# start of ENTRIES

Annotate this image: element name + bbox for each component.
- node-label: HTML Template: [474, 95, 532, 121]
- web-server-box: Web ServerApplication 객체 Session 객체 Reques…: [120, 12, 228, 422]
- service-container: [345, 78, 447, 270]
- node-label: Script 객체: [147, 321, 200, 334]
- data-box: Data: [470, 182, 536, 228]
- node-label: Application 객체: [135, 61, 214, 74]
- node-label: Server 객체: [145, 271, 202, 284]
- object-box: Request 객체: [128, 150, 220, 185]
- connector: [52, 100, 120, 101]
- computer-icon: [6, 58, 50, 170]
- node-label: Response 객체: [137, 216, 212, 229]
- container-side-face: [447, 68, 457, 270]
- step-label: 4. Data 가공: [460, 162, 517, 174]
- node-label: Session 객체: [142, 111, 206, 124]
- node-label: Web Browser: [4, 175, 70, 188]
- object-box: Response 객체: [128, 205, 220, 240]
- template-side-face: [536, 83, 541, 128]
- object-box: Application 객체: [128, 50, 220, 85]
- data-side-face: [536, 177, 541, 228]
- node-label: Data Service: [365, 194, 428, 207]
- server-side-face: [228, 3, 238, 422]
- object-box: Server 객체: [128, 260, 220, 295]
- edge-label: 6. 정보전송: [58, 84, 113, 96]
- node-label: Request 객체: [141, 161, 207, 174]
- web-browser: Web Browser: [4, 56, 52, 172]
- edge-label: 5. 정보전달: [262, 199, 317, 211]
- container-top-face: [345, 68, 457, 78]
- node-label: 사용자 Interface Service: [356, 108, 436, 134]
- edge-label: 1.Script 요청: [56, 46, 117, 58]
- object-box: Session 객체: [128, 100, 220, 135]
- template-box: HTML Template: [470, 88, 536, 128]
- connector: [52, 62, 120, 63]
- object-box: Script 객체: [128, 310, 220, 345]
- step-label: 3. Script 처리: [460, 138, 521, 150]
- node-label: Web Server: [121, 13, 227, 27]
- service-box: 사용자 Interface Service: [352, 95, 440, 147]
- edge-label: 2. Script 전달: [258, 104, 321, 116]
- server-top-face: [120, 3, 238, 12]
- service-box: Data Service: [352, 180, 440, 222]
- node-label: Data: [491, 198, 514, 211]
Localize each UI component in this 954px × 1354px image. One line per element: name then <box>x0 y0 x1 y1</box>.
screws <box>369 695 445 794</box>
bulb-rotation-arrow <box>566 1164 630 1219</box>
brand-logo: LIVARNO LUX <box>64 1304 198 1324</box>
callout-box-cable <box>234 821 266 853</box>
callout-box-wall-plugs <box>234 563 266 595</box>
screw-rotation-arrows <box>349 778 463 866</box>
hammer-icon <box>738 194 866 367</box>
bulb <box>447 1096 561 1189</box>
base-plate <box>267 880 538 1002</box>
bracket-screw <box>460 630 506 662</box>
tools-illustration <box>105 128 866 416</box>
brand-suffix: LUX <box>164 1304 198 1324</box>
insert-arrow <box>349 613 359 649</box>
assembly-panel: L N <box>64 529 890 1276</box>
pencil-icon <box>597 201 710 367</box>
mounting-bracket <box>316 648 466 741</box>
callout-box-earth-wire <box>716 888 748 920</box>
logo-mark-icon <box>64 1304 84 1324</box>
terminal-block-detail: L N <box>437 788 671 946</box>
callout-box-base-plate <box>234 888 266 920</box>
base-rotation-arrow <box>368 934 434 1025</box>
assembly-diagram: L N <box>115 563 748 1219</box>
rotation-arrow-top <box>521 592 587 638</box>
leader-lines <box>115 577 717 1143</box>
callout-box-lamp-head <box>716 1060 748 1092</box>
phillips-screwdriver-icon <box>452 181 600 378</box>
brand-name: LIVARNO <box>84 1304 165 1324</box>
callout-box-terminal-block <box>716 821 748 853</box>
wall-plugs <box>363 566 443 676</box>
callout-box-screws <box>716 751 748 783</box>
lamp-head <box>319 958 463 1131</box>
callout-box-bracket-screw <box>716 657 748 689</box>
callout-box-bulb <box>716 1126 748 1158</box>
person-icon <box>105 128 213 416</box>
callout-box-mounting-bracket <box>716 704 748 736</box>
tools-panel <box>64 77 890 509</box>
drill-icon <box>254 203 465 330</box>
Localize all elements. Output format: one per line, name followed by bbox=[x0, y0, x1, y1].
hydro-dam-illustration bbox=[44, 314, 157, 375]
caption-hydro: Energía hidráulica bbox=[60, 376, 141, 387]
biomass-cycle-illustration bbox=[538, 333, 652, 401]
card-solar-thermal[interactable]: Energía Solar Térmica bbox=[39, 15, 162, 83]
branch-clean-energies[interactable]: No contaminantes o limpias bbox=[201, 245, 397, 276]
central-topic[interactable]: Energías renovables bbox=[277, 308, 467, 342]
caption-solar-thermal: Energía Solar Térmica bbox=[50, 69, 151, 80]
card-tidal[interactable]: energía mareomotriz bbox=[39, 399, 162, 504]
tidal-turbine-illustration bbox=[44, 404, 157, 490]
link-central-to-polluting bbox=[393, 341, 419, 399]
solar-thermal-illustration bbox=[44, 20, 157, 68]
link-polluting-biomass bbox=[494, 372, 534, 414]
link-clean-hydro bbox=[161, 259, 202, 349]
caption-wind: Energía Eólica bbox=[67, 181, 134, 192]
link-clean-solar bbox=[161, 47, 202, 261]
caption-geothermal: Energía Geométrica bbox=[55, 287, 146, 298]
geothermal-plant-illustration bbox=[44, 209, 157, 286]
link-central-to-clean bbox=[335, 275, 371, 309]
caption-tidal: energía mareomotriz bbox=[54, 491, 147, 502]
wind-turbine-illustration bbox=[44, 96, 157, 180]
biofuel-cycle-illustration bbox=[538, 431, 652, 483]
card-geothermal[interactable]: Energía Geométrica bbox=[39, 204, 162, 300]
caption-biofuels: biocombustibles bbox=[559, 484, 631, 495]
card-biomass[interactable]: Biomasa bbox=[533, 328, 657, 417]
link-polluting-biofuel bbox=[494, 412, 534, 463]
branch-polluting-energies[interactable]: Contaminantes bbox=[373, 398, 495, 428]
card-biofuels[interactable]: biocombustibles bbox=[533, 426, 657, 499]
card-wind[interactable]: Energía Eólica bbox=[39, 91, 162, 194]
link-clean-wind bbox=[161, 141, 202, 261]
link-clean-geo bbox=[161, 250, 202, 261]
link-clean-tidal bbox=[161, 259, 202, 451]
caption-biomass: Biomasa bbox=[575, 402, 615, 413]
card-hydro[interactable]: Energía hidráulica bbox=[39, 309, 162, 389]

# end of ENTRIES
# start of ENTRIES

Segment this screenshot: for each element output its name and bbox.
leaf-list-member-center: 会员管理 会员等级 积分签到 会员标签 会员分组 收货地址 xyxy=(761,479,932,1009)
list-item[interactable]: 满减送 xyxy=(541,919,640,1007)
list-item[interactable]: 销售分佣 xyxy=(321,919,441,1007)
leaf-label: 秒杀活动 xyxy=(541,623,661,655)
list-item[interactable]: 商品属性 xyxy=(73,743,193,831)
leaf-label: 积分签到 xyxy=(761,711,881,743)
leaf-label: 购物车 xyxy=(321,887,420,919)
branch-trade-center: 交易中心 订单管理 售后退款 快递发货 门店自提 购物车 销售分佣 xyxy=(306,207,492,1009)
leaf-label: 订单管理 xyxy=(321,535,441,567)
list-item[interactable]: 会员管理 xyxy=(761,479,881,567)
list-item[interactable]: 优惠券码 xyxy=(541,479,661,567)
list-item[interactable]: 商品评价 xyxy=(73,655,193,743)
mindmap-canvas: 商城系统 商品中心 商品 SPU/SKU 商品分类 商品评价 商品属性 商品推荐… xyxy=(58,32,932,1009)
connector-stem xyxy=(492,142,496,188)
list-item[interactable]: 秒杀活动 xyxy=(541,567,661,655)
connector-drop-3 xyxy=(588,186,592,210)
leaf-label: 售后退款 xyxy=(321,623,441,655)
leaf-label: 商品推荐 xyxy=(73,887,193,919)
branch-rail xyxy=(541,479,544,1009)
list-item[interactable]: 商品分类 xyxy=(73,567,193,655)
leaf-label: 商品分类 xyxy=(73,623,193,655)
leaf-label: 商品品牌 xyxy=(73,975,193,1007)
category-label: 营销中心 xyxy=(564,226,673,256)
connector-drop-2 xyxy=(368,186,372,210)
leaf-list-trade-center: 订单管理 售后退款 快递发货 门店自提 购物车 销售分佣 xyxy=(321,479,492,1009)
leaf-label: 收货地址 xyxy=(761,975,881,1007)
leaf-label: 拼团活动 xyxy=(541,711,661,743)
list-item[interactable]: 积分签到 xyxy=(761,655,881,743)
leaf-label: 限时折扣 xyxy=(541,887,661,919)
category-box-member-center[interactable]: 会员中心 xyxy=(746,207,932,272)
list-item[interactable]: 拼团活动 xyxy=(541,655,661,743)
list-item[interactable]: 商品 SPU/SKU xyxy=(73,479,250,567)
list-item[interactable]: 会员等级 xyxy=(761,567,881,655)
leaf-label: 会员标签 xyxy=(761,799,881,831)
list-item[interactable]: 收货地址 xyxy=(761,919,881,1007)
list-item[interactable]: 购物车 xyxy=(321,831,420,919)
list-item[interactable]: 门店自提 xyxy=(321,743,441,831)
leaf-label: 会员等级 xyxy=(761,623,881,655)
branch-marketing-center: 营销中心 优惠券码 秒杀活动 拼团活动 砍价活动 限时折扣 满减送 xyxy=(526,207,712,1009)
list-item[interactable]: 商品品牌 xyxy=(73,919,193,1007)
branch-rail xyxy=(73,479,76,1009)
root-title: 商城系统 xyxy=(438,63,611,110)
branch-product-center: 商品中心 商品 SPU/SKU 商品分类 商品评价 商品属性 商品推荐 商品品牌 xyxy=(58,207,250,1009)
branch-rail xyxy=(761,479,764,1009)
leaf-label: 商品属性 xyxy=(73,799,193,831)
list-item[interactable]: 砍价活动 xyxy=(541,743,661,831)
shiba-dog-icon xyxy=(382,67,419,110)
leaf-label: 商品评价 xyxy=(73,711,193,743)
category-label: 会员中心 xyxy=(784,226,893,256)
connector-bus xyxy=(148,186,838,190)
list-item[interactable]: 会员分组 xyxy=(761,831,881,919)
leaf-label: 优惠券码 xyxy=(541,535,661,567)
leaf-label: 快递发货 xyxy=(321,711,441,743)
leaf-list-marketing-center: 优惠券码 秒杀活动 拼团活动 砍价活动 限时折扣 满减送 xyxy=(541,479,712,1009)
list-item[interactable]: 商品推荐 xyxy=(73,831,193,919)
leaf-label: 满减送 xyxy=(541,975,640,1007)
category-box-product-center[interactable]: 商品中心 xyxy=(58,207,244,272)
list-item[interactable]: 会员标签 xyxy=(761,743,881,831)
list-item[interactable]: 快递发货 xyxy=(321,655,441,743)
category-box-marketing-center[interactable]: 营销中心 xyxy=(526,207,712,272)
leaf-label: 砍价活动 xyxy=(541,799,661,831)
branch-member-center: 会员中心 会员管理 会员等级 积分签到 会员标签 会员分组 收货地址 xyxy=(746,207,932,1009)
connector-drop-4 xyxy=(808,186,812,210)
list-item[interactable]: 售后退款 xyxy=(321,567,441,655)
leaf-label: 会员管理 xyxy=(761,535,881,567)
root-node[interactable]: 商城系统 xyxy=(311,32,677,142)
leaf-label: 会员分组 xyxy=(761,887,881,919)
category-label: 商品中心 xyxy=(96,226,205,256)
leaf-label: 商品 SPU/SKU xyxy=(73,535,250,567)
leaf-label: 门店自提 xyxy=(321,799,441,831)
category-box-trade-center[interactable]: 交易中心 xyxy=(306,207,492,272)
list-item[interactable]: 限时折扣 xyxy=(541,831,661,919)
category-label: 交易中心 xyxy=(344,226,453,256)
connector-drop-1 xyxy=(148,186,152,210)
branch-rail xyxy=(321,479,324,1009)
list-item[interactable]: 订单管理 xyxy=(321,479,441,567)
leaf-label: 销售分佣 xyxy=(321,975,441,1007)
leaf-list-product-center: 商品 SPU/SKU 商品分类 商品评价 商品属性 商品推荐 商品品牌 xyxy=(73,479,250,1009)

# end of ENTRIES

Reproduce the records starting at the line containing "Segment this screenshot: for" and ending at the line containing "list-item[interactable]: 商品属性 xyxy=(73,743,193,831)", substituting "限时秒杀" for "秒杀活动" and leaving everything else unchanged.

__WRITTEN REPLY__
Segment this screenshot: for each element output its name and bbox.
leaf-list-member-center: 会员管理 会员等级 积分签到 会员标签 会员分组 收货地址 xyxy=(761,479,932,1009)
list-item[interactable]: 满减送 xyxy=(541,919,640,1007)
list-item[interactable]: 销售分佣 xyxy=(321,919,441,1007)
leaf-label: 限时秒杀 xyxy=(541,623,661,655)
list-item[interactable]: 商品属性 xyxy=(73,743,193,831)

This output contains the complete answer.